Source data
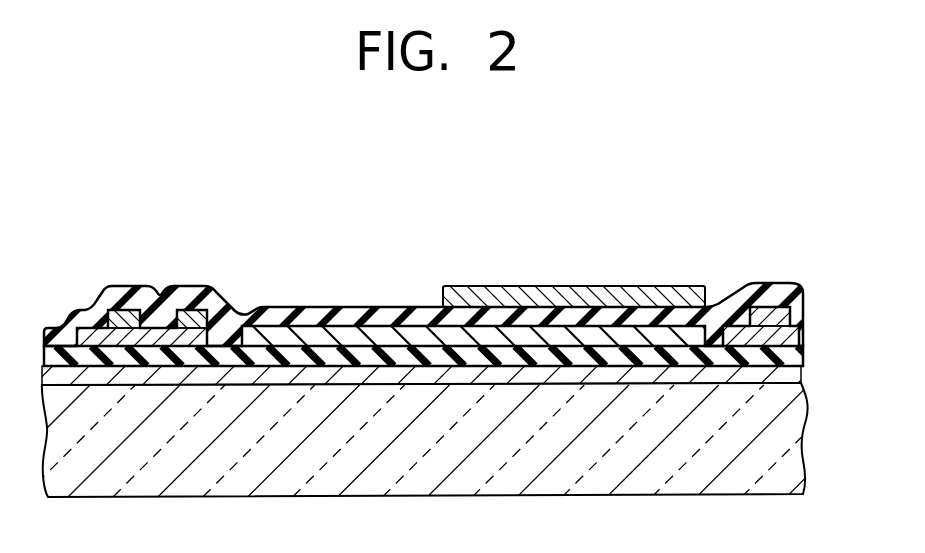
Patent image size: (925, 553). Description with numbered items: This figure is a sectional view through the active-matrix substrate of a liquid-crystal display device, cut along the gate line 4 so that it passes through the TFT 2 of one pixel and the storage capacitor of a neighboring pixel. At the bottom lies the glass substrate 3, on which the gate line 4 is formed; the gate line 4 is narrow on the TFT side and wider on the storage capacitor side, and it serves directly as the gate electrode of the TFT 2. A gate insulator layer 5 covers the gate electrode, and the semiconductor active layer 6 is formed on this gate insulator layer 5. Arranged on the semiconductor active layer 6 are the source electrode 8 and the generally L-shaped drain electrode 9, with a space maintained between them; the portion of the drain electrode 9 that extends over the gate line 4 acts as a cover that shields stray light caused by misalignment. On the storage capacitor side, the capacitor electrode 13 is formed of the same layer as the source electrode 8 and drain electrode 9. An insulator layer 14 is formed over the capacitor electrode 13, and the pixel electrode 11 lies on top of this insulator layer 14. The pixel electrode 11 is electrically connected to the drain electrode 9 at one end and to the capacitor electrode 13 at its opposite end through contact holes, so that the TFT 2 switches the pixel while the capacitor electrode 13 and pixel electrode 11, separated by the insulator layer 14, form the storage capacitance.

The TFT 2 is at (143, 249).
The glass substrate 3 is at (790, 420).
The gate line 4 is at (790, 370).
The gate insulator layer 5 is at (790, 352).
The semiconductor active layer 6 is at (152, 338).
The source electrode 8 is at (120, 323).
The drain electrode 9 is at (200, 325).
The pixel electrode 11 is at (541, 296).
The capacitor electrode 13 is at (395, 337).
The insulator layer 14 is at (313, 318).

» **Stated exercise**:
Set out every line of the source data above as a Markdown table with the columns "No." and "Line," one numbered row per line. Omit blank lines and the pictures.

» **Output for this task**:
| No. | Line |
|---|---|
| 1 | Patent image size: (925, 553). Description with numbered items: This figure is a sectional view through the active-matrix substrate of a liquid-crystal display device, cut along the gate line 4 so that it passes through the TFT 2 of one pixel and the storage capacitor of a neighboring pixel. At the bottom lies the glass substrate 3, on which the gate line 4 is formed; the gate line 4 is narrow on the TFT side and wider on the storage capacitor side, and it serves directly as the gate electrode of the TFT 2. A gate insulator layer 5 covers the gate electrode, and the semiconductor active layer 6 is formed on this gate insulator layer 5. Arranged on the semiconductor active layer 6 are the source electrode 8 and the generally L-shaped drain electrode 9, with a space maintained between them; the portion of the drain electrode 9 that extends over the gate line 4 acts as a cover that shields stray light caused by misalignment. On the storage capacitor side, the capacitor electrode 13 is formed of the same layer as the source electrode 8 and drain electrode 9. An insulator layer 14 is formed over the capacitor electrode 13, and the pixel electrode 11 lies on top of this insulator layer 14. The pixel electrode 11 is electrically connected to the drain electrode 9 at one end and to the capacitor electrode 13 at its opposite end through contact holes, so that the TFT 2 switches the pixel while the capacitor electrode 13 and pixel electrode 11, separated by the insulator layer 14, form the storage capacitance. |
| 2 | The TFT 2 is at (143, 249). |
| 3 | The glass substrate 3 is at (790, 420). |
| 4 | The gate line 4 is at (790, 370). |
| 5 | The gate insulator layer 5 is at (790, 352). |
| 6 | The semiconductor active layer 6 is at (152, 338). |
| 7 | The source electrode 8 is at (120, 323). |
| 8 | The drain electrode 9 is at (200, 325). |
| 9 | The pixel electrode 11 is at (541, 296). |
| 10 | The capacitor electrode 13 is at (395, 337). |
| 11 | The insulator layer 14 is at (313, 318). |